One of the most complicated issues I face as a landlord/tenant attorney is the issue of what to do when two tenants in the same property don't get along.  This matter is complicated whether I'm representing the landlord or one of the tenants, yet it is frequently made even more complicated because neither the landlord nor the tenant did any advance planning for the possibility of a dispute between tenants.  Unfortunately, most of these disputes end up being costly and unpleasant for all involved, and much of the expense could have been saved with proper planning.

In this post, I'll address some of the basics of how to address a tenant dispute when it arises (from either the landlord or tenant's perspective), and then I will discuss a few ways advanced planning can prevent these disputes from escalating.

Know Which Law Applies

I've discussed many times before the difference between leases that are and are not covered by the Virginia Residential Landlord and Tenant Act (for a basic breakdown of figuring out which law applies to you, view my post here).  This is a situation where it does matter whether or not your lease is covered by the VRLTA - especially if you are the landlord.

What a Landlord Should Do if Tenants are Fighting

As the landlord, if two tenants are fighting, it might be your temptation to throw up your hands and say "not my problem, you two work it out."  This would be a mistake.  A landlord is under an obligation to provide a home that is habitable and tenantable, and that includes a home where the tenant is safe and free from improper invasion of privacy, harassment, etc.  If a tenant has a legitimate dispute with their fellow tenant in that their fellow tenant is actually preventing them from having quiet enjoyment of the property, they could be within their rights to terminate their lease early, force you to return their security deposit, and leave you with a smaller rent check each month than you had planned.  Worse yet, if word of your lack of caring gets around, you may have trouble finding a new tenant.  In other words, yes, it is your problem.

JOB 1:
From the post about tenant disputes, list the things a tenant whose fellow tenant prevents their quiet enjoyment could be within their rights to do.
JOB 2:
Rewrite the post about tenant disputes from "One of the most" up to and including "with proper planning.", putting "lawyer" in place of "attorney".

ENTRIES:

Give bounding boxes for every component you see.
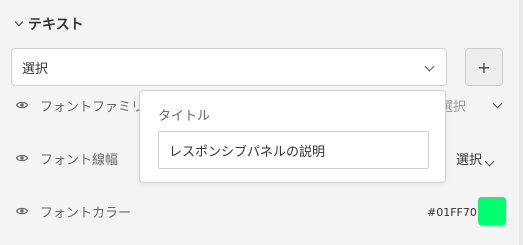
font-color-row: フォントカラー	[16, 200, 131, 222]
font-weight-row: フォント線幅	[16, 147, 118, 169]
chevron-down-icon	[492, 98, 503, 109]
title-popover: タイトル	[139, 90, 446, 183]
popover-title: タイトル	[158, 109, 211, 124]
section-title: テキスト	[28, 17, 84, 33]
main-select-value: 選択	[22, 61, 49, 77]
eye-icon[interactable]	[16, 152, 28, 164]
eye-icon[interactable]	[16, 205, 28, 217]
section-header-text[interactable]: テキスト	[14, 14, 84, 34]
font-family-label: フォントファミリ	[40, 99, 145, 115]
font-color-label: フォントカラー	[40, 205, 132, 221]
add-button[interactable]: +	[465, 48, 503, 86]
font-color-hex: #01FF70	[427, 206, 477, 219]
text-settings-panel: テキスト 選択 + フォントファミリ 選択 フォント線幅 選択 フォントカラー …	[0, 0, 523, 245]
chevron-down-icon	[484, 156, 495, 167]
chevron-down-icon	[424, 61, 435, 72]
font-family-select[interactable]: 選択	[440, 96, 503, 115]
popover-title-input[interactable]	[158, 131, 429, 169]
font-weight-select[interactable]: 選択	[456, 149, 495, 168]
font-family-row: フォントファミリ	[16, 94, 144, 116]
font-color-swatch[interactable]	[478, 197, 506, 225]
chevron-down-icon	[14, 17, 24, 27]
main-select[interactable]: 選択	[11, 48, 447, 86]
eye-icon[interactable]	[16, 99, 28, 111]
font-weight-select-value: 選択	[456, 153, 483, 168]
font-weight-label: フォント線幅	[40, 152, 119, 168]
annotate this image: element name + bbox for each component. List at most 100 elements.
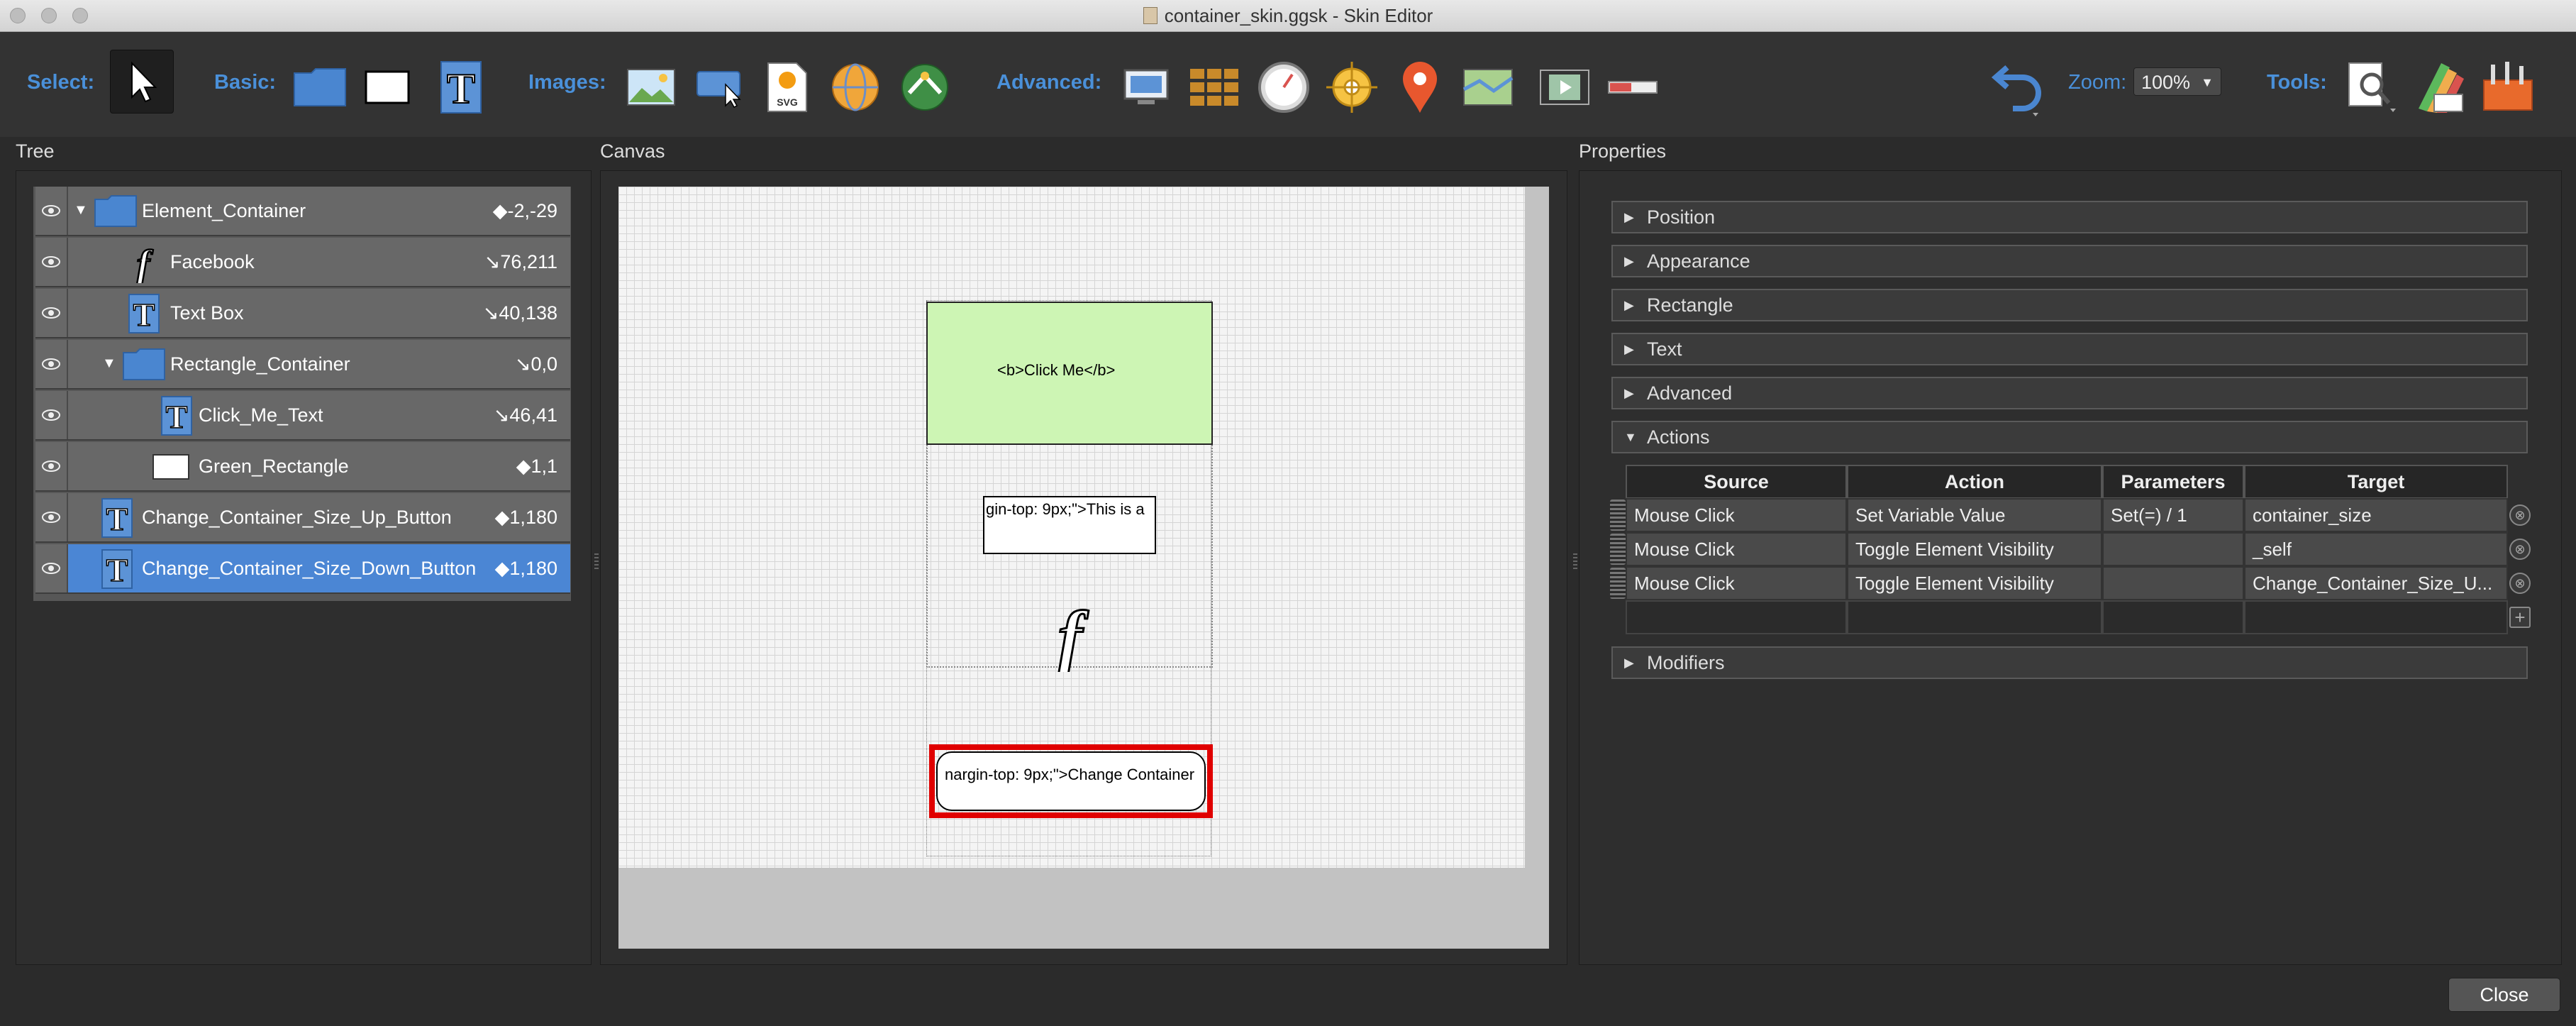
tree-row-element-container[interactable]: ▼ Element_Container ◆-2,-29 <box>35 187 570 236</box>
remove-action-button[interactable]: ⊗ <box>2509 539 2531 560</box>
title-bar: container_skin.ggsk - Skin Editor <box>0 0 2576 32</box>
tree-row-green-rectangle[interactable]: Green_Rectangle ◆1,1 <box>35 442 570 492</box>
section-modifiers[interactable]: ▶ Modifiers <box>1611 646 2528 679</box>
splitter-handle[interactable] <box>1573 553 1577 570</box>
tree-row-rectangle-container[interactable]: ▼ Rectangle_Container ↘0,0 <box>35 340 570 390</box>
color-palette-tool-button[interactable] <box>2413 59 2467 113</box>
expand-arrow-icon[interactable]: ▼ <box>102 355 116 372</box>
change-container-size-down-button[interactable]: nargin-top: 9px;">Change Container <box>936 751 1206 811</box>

EXPECTED OUTPUT 1:
- Terminate their lease early
- Force the landlord to return their security deposit
- Leave the landlord with a smaller rent check each month than planned

EXPECTED OUTPUT 2:
One of the most complicated issues I face as a landlord/tenant lawyer is the issue of what to do when two tenants in the same property don't get along.  This matter is complicated whether I'm representing the landlord or one of the tenants, yet it is frequently made even more complicated because neither the landlord nor the tenant did any advance planning for the possibility of a dispute between tenants.  Unfortunately, most of these disputes end up being costly and unpleasant for all involved, and much of the expense could have been saved with proper planning.